-- start of Source data --

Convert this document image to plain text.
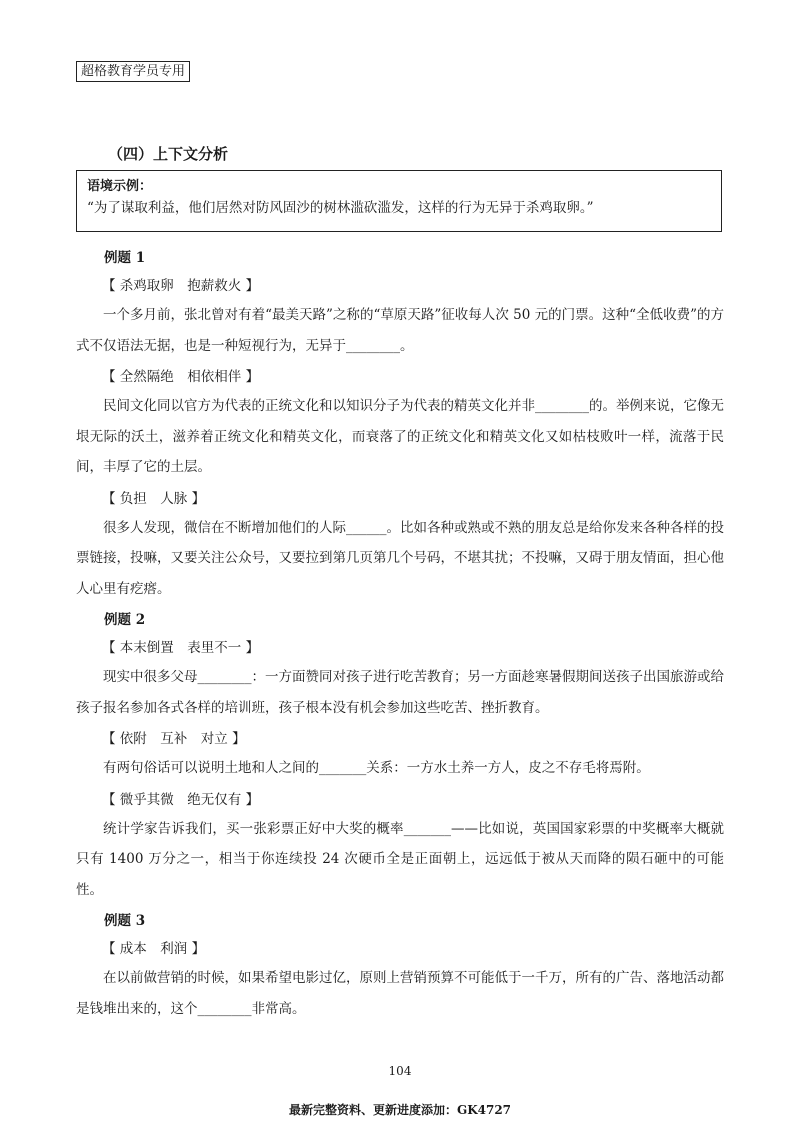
超格教育学员专用
（四）上下文分析
语境示例：
“为了谋取利益，他们居然对防风固沙的树林滥砍滥发，这样的行为无异于杀鸡取卵。”
例题 1
【 杀鸡取卵　抱薪救火 】
一个多月前，张北曾对有着“最美天路”之称的“草原天路”征收每人次 50 元的门票。这种“全低收费”的方式不仅语法无据，也是一种短视行为，无异于________。
【 全然隔绝　相依相伴 】
民间文化同以官方为代表的正统文化和以知识分子为代表的精英文化并非________的。举例来说，它像无垠无际的沃土，滋养着正统文化和精英文化，而衰落了的正统文化和精英文化又如枯枝败叶一样，流落于民间，丰厚了它的土层。
【 负担　人脉 】
很多人发现，微信在不断增加他们的人际______。比如各种或熟或不熟的朋友总是给你发来各种各样的投票链接，投嘛，又要关注公众号，又要拉到第几页第几个号码，不堪其扰；不投嘛，又碍于朋友情面，担心他人心里有疙瘩。
例题 2
【 本末倒置　表里不一 】
现实中很多父母________：一方面赞同对孩子进行吃苦教育；另一方面趁寒暑假期间送孩子出国旅游或给孩子报名参加各式各样的培训班，孩子根本没有机会参加这些吃苦、挫折教育。
【 依附　互补　对立 】
有两句俗话可以说明土地和人之间的_______关系：一方水土养一方人，皮之不存毛将焉附。
【 微乎其微　绝无仅有 】
统计学家告诉我们，买一张彩票正好中大奖的概率_______——比如说，英国国家彩票的中奖概率大概就只有 1400 万分之一，相当于你连续投 24 次硬币全是正面朝上，远远低于被从天而降的陨石砸中的可能性。
例题 3
【 成本　利润 】
在以前做营销的时候，如果希望电影过亿，原则上营销预算不可能低于一千万，所有的广告、落地活动都是钱堆出来的，这个________非常高。
104
最新完整资料、更新进度添加：GK4727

-- end of Source data --

Transcribe all of the material exactly, leaving out whatever pictures it contains.

Convert this document image to plain text.
超格教育学员专用
（四）上下文分析
语境示例：
“为了谋取利益，他们居然对防风固沙的树林滥砍滥发，这样的行为无异于杀鸡取卵。”
例题 1
【 杀鸡取卵　抱薪救火 】
一个多月前，张北曾对有着“最美天路”之称的“草原天路”征收每人次 50 元的门票。这种“全低收费”的方式不仅语法无据，也是一种短视行为，无异于________。
【 全然隔绝　相依相伴 】
民间文化同以官方为代表的正统文化和以知识分子为代表的精英文化并非________的。举例来说，它像无垠无际的沃土，滋养着正统文化和精英文化，而衰落了的正统文化和精英文化又如枯枝败叶一样，流落于民间，丰厚了它的土层。
【 负担　人脉 】
很多人发现，微信在不断增加他们的人际______。比如各种或熟或不熟的朋友总是给你发来各种各样的投票链接，投嘛，又要关注公众号，又要拉到第几页第几个号码，不堪其扰；不投嘛，又碍于朋友情面，担心他人心里有疙瘩。
例题 2
【 本末倒置　表里不一 】
现实中很多父母________：一方面赞同对孩子进行吃苦教育；另一方面趁寒暑假期间送孩子出国旅游或给孩子报名参加各式各样的培训班，孩子根本没有机会参加这些吃苦、挫折教育。
【 依附　互补　对立 】
有两句俗话可以说明土地和人之间的_______关系：一方水土养一方人，皮之不存毛将焉附。
【 微乎其微　绝无仅有 】
统计学家告诉我们，买一张彩票正好中大奖的概率_______——比如说，英国国家彩票的中奖概率大概就只有 1400 万分之一，相当于你连续投 24 次硬币全是正面朝上，远远低于被从天而降的陨石砸中的可能性。
例题 3
【 成本　利润 】
在以前做营销的时候，如果希望电影过亿，原则上营销预算不可能低于一千万，所有的广告、落地活动都是钱堆出来的，这个________非常高。
104
最新完整资料、更新进度添加：GK4727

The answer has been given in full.